_AIM OF THE TASK:_
Transcribe the entries below exactly.

_MATERIAL PROVIDED:_
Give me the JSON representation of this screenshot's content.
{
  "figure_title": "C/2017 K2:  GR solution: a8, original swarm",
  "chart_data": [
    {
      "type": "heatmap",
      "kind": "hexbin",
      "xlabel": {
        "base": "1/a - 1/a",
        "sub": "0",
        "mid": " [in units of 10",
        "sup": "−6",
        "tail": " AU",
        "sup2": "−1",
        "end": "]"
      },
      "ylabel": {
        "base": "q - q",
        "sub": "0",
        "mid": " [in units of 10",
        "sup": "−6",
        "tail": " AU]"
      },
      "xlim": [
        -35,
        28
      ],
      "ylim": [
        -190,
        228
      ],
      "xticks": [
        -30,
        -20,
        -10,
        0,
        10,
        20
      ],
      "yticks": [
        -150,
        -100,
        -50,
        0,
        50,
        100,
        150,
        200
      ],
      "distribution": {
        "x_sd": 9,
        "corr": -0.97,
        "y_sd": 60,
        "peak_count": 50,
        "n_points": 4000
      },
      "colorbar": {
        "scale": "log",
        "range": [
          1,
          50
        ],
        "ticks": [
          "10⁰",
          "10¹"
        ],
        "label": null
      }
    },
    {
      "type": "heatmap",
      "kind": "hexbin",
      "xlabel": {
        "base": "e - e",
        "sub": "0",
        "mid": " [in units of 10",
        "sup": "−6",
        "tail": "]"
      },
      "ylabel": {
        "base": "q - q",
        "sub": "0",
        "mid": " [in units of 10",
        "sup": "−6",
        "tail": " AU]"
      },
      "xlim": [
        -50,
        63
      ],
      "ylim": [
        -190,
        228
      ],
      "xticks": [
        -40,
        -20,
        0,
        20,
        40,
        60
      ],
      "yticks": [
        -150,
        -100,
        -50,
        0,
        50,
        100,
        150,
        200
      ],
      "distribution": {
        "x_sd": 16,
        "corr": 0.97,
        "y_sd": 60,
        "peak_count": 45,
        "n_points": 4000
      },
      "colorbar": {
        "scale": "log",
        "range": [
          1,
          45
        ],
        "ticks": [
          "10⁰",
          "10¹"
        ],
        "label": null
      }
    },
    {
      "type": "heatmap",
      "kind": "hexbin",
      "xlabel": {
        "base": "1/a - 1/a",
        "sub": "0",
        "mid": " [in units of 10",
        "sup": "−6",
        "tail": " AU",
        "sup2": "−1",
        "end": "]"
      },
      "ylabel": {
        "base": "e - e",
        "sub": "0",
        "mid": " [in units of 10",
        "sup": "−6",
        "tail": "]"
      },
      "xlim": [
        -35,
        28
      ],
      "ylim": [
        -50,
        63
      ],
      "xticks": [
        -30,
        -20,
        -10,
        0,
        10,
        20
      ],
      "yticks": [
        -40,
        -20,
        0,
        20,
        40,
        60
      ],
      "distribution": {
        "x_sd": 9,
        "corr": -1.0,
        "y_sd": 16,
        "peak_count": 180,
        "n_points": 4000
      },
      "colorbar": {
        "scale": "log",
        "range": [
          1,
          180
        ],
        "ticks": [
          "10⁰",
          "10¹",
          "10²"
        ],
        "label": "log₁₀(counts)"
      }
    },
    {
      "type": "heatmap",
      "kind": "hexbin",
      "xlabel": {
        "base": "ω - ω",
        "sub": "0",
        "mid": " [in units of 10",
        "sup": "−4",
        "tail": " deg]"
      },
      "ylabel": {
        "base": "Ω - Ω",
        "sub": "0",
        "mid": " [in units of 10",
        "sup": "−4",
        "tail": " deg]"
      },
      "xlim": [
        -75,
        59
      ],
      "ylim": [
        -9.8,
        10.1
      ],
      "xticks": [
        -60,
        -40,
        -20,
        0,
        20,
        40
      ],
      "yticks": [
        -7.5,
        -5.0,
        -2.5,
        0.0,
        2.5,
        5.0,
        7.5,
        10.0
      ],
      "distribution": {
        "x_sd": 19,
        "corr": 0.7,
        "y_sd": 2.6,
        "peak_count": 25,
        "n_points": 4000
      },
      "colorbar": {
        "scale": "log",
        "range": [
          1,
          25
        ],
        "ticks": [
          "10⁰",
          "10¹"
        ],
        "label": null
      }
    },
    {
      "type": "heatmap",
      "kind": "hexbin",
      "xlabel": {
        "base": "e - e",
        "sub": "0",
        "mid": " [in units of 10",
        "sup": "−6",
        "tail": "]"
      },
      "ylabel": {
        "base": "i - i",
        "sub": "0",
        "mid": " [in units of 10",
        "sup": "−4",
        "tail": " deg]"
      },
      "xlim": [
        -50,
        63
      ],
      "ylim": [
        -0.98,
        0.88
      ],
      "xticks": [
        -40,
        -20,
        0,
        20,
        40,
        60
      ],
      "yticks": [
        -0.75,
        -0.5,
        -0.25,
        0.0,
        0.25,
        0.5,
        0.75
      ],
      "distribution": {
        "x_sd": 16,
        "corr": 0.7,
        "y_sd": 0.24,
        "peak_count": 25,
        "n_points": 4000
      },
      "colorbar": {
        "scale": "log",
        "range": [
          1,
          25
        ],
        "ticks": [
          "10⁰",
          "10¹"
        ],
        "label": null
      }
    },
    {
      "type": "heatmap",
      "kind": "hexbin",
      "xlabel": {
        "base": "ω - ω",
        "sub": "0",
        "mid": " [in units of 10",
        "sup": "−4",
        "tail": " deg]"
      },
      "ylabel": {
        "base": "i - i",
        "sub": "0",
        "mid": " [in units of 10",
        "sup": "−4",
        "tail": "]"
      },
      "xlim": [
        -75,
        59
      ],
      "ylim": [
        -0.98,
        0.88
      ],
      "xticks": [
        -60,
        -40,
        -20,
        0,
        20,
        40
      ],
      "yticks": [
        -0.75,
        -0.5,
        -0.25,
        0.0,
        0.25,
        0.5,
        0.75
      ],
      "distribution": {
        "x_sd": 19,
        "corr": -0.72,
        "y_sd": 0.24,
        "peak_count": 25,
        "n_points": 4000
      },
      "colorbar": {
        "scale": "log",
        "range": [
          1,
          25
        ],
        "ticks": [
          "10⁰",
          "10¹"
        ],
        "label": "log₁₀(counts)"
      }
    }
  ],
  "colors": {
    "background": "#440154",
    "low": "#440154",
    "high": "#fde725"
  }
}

_PROBLEM SOLUTION:_
Give me the JSON representation of this screenshot's content.
{
  "figure_title": "C/2017 K2:  GR solution: a8, original swarm",
  "chart_data": [
    {
      "type": "heatmap",
      "kind": "hexbin",
      "xlabel": {
        "base": "1/a - 1/a",
        "sub": "0",
        "mid": " [in units of 10",
        "sup": "−6",
        "tail": " AU",
        "sup2": "−1",
        "end": "]"
      },
      "ylabel": {
        "base": "q - q",
        "sub": "0",
        "mid": " [in units of 10",
        "sup": "−6",
        "tail": " AU]"
      },
      "xlim": [
        -35,
        28
      ],
      "ylim": [
        -190,
        228
      ],
      "xticks": [
        -30,
        -20,
        -10,
        0,
        10,
        20
      ],
      "yticks": [
        -150,
        -100,
        -50,
        0,
        50,
        100,
        150,
        200
      ],
      "distribution": {
        "x_sd": 9,
        "corr": -0.97,
        "y_sd": 60,
        "peak_count": 50,
        "n_points": 4000
      },
      "colorbar": {
        "scale": "log",
        "range": [
          1,
          50
        ],
        "ticks": [
          "10⁰",
          "10¹"
        ],
        "label": null
      }
    },
    {
      "type": "heatmap",
      "kind": "hexbin",
      "xlabel": {
        "base": "e - e",
        "sub": "0",
        "mid": " [in units of 10",
        "sup": "−6",
        "tail": "]"
      },
      "ylabel": {
        "base": "q - q",
        "sub": "0",
        "mid": " [in units of 10",
        "sup": "−6",
        "tail": " AU]"
      },
      "xlim": [
        -50,
        63
      ],
      "ylim": [
        -190,
        228
      ],
      "xticks": [
        -40,
        -20,
        0,
        20,
        40,
        60
      ],
      "yticks": [
        -150,
        -100,
        -50,
        0,
        50,
        100,
        150,
        200
      ],
      "distribution": {
        "x_sd": 16,
        "corr": 0.97,
        "y_sd": 60,
        "peak_count": 45,
        "n_points": 4000
      },
      "colorbar": {
        "scale": "log",
        "range": [
          1,
          45
        ],
        "ticks": [
          "10⁰",
          "10¹"
        ],
        "label": null
      }
    },
    {
      "type": "heatmap",
      "kind": "hexbin",
      "xlabel": {
        "base": "1/a - 1/a",
        "sub": "0",
        "mid": " [in units of 10",
        "sup": "−6",
        "tail": " AU",
        "sup2": "−1",
        "end": "]"
      },
      "ylabel": {
        "base": "e - e",
        "sub": "0",
        "mid": " [in units of 10",
        "sup": "−6",
        "tail": "]"
      },
      "xlim": [
        -35,
        28
      ],
      "ylim": [
        -50,
        63
      ],
      "xticks": [
        -30,
        -20,
        -10,
        0,
        10,
        20
      ],
      "yticks": [
        -40,
        -20,
        0,
        20,
        40,
        60
      ],
      "distribution": {
        "x_sd": 9,
        "corr": -1.0,
        "y_sd": 16,
        "peak_count": 180,
        "n_points": 4000
      },
      "colorbar": {
        "scale": "log",
        "range": [
          1,
          180
        ],
        "ticks": [
          "10⁰",
          "10¹",
          "10²"
        ],
        "label": "log₁₀(counts)"
      }
    },
    {
      "type": "heatmap",
      "kind": "hexbin",
      "xlabel": {
        "base": "ω - ω",
        "sub": "0",
        "mid": " [in units of 10",
        "sup": "−4",
        "tail": " deg]"
      },
      "ylabel": {
        "base": "Ω - Ω",
        "sub": "0",
        "mid": " [in units of 10",
        "sup": "−4",
        "tail": " deg]"
      },
      "xlim": [
        -75,
        59
      ],
      "ylim": [
        -9.8,
        10.1
      ],
      "xticks": [
        -60,
        -40,
        -20,
        0,
        20,
        40
      ],
      "yticks": [
        -7.5,
        -5.0,
        -2.5,
        0.0,
        2.5,
        5.0,
        7.5,
        10.0
      ],
      "distribution": {
        "x_sd": 19,
        "corr": 0.7,
        "y_sd": 2.6,
        "peak_count": 25,
        "n_points": 4000
      },
      "colorbar": {
        "scale": "log",
        "range": [
          1,
          25
        ],
        "ticks": [
          "10⁰",
          "10¹"
        ],
        "label": null
      }
    },
    {
      "type": "heatmap",
      "kind": "hexbin",
      "xlabel": {
        "base": "e - e",
        "sub": "0",
        "mid": " [in units of 10",
        "sup": "−6",
        "tail": "]"
      },
      "ylabel": {
        "base": "i - i",
        "sub": "0",
        "mid": " [in units of 10",
        "sup": "−4",
        "tail": " deg]"
      },
      "xlim": [
        -50,
        63
      ],
      "ylim": [
        -0.98,
        0.88
      ],
      "xticks": [
        -40,
        -20,
        0,
        20,
        40,
        60
      ],
      "yticks": [
        -0.75,
        -0.5,
        -0.25,
        0.0,
        0.25,
        0.5,
        0.75
      ],
      "distribution": {
        "x_sd": 16,
        "corr": 0.7,
        "y_sd": 0.24,
        "peak_count": 25,
        "n_points": 4000
      },
      "colorbar": {
        "scale": "log",
        "range": [
          1,
          25
        ],
        "ticks": [
          "10⁰",
          "10¹"
        ],
        "label": null
      }
    },
    {
      "type": "heatmap",
      "kind": "hexbin",
      "xlabel": {
        "base": "ω - ω",
        "sub": "0",
        "mid": " [in units of 10",
        "sup": "−4",
        "tail": " deg]"
      },
      "ylabel": {
        "base": "i - i",
        "sub": "0",
        "mid": " [in units of 10",
        "sup": "−4",
        "tail": "]"
      },
      "xlim": [
        -75,
        59
      ],
      "ylim": [
        -0.98,
        0.88
      ],
      "xticks": [
        -60,
        -40,
        -20,
        0,
        20,
        40
      ],
      "yticks": [
        -0.75,
        -0.5,
        -0.25,
        0.0,
        0.25,
        0.5,
        0.75
      ],
      "distribution": {
        "x_sd": 19,
        "corr": -0.72,
        "y_sd": 0.24,
        "peak_count": 25,
        "n_points": 4000
      },
      "colorbar": {
        "scale": "log",
        "range": [
          1,
          25
        ],
        "ticks": [
          "10⁰",
          "10¹"
        ],
        "label": "log₁₀(counts)"
      }
    }
  ],
  "colors": {
    "background": "#440154",
    "low": "#440154",
    "high": "#fde725"
  }
}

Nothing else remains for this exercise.